> [Extrait choisi]:
Le travail des enfants est considéré comme de l’esclavage lorsqu’il se fait dans des situations dangereuses ou impliquant exploitation. Selon le Bureau international du travail (BIT), 250 millions d’enfants de 5 à 14 ans travailleraient actuellement dans le monde, près de la moitié dans des conditions dangereuses. Par exemple, ces enfants travaillant dans les mines en Inde dans la région du Meghalaya. Grâce à leur petite taille, ils peuvent entrer dans les galeries. En Côte d’Ivoire, des enfants travaillent dans des exploitations de cacaoyers dans lesquels ils pulvérisent des produits insecticides et débroussaillent à l’aide de machettes. En Egypte, ils cueillent le jasmin 10h par jour sans pause ni repas. En Colombie, ils sont « ouvriers » dans les carrières. En Haïti, les enfants sont employés dans les champs de canne à sucre.
D’autre part, l’Unicef estime à plus de 250000 les enfants soldats. Dans le monde, des garçons et des filles sont enlevés et enrôlés de force dans des groupes armés, contraints par le contexte social, économique et sécuritaire à devenir enfants soldats. Ils y sont utilisés en tant que soldats, cuisiniers, porteurs mais aussi à des fins sexuelles.
Non seulement, ces enfants accomplissent des tâches dangereuses mais les chances d’une éducation normale leur échappent. Ils sont perdants sur tous les plans. Toutefois, des ONG comme l’Unicef ainsi que des initiatives plus petites voient le jour pour aider ces enfants soldats. Junior Nzita, ancienne victime, a créé à Kinshasa une association dans laquelle plus de 90 anciens enfants soldats sont assistés, suivis, « rééduqués ».
Notons enfin, le phénomène majeur de l’exploitation sexuelle des enfants, plus d’1 million d’enfants asiatiques  en sont victimes : c’est l’Inde qui est le pays le plus touché avec plus de 400000 enfants recensés. Aux Etats-Unis, plus de 300000 sont concernés par ce fléau tandis qu’en Afrique du Sud environ 30000 enfants se prostituent. (http://www.droitsenfant.org/exploitation-sexuelle-enfants)
DES HOMMES CORVEABLES A MERCI SUR NOTRE CONTINENT 

En Grande-Bretagne, à l’automne 2011, la police a découvert des Anglais, sans-logis, réduits en esclavage par des gangs de famille nomades d’origine irlandaise. Très souvent, ils étaient recrutés dans les soupes populaires pour travailler sur des chantiers dans leur pays ou être « exportés » vers les pays scandinaves. Un homme auquel on avait promis « 50 livres par jour et autant d’alcool qu’il voulait » déclarait avoir été gardé pendant huit mois dans un camping du comté de Bedford, d’où on l’emmenait sur des sites de démolition. « Si vous faisiez mine de vouloir vous échapper, on vous rouait de coups. Pas d’argent et peu de nourriture »

> [Extrait de données]:

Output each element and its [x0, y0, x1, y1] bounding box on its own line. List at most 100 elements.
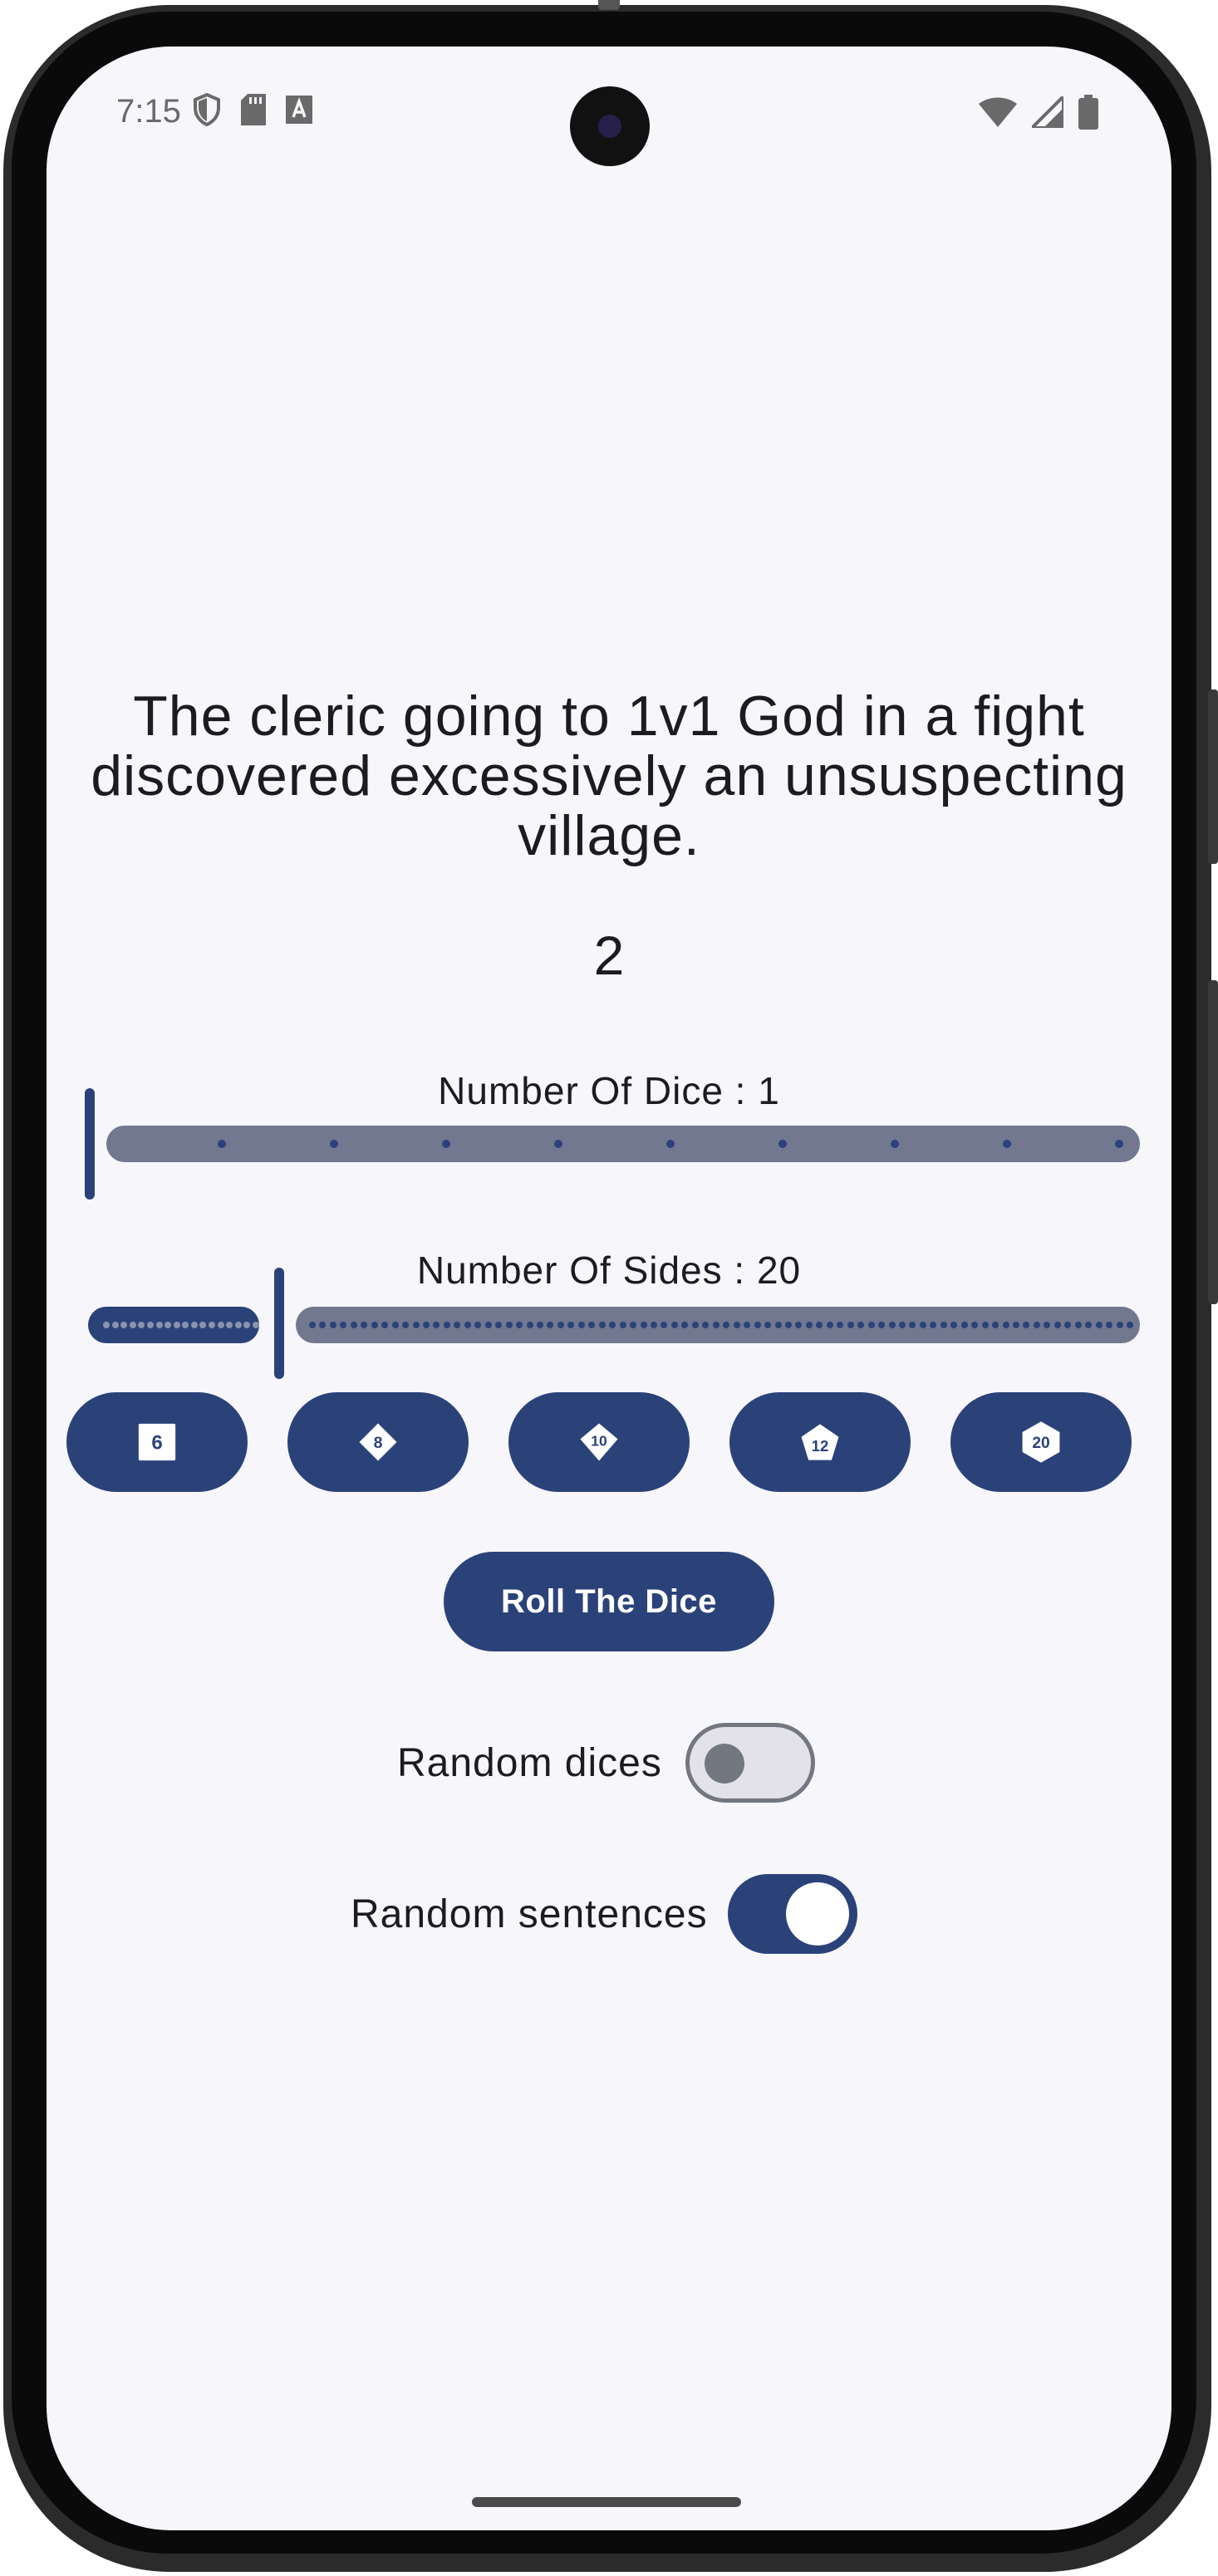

> [Consigne]: Mettez à jour un passage de l'extrait choisi en remplaçant « groupes armés » par « milices ». Recopiez-le en commençant aux mots « D’autre part, l’Unicef » et arrêtez-vous après « des fins sexuelles. ».

> [Réponse]:
D’autre part, l’Unicef estime à plus de 250000 les enfants soldats. Dans le monde, des garçons et des filles sont enlevés et enrôlés de force dans des milices, contraints par le contexte social, économique et sécuritaire à devenir enfants soldats. Ils y sont utilisés en tant que soldats, cuisiniers, porteurs mais aussi à des fins sexuelles.